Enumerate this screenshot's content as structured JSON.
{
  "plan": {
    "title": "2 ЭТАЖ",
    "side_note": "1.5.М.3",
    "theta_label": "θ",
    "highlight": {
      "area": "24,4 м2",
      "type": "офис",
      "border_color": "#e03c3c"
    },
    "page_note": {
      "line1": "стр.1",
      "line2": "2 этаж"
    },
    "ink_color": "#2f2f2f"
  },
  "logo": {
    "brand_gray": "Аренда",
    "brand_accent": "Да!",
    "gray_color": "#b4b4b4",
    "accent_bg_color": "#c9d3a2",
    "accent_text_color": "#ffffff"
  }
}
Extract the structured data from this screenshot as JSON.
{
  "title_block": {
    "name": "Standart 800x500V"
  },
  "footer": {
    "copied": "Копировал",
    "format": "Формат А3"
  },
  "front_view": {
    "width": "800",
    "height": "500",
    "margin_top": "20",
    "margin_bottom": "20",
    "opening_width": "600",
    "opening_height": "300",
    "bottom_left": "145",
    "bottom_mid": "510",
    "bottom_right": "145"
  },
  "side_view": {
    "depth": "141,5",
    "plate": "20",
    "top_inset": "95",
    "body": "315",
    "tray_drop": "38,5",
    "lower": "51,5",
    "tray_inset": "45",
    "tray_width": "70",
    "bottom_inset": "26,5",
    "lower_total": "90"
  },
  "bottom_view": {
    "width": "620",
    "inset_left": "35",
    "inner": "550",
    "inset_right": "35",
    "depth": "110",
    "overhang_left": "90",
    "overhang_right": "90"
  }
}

[Short exercise] Could you reproduce every record above exactly as it appears?

[Solution for this exercise]
Enumerate this screenshot's content as structured JSON.
{
  "plan": {
    "title": "2 ЭТАЖ",
    "side_note": "1.5.М.3",
    "theta_label": "θ",
    "highlight": {
      "area": "24,4 м2",
      "type": "офис",
      "border_color": "#e03c3c"
    },
    "page_note": {
      "line1": "стр.1",
      "line2": "2 этаж"
    },
    "ink_color": "#2f2f2f"
  },
  "logo": {
    "brand_gray": "Аренда",
    "brand_accent": "Да!",
    "gray_color": "#b4b4b4",
    "accent_bg_color": "#c9d3a2",
    "accent_text_color": "#ffffff"
  }
}
Extract the structured data from this screenshot as JSON.
{
  "title_block": {
    "name": "Standart 800x500V"
  },
  "footer": {
    "copied": "Копировал",
    "format": "Формат А3"
  },
  "front_view": {
    "width": "800",
    "height": "500",
    "margin_top": "20",
    "margin_bottom": "20",
    "opening_width": "600",
    "opening_height": "300",
    "bottom_left": "145",
    "bottom_mid": "510",
    "bottom_right": "145"
  },
  "side_view": {
    "depth": "141,5",
    "plate": "20",
    "top_inset": "95",
    "body": "315",
    "tray_drop": "38,5",
    "lower": "51,5",
    "tray_inset": "45",
    "tray_width": "70",
    "bottom_inset": "26,5",
    "lower_total": "90"
  },
  "bottom_view": {
    "width": "620",
    "inset_left": "35",
    "inner": "550",
    "inset_right": "35",
    "depth": "110",
    "overhang_left": "90",
    "overhang_right": "90"
  }
}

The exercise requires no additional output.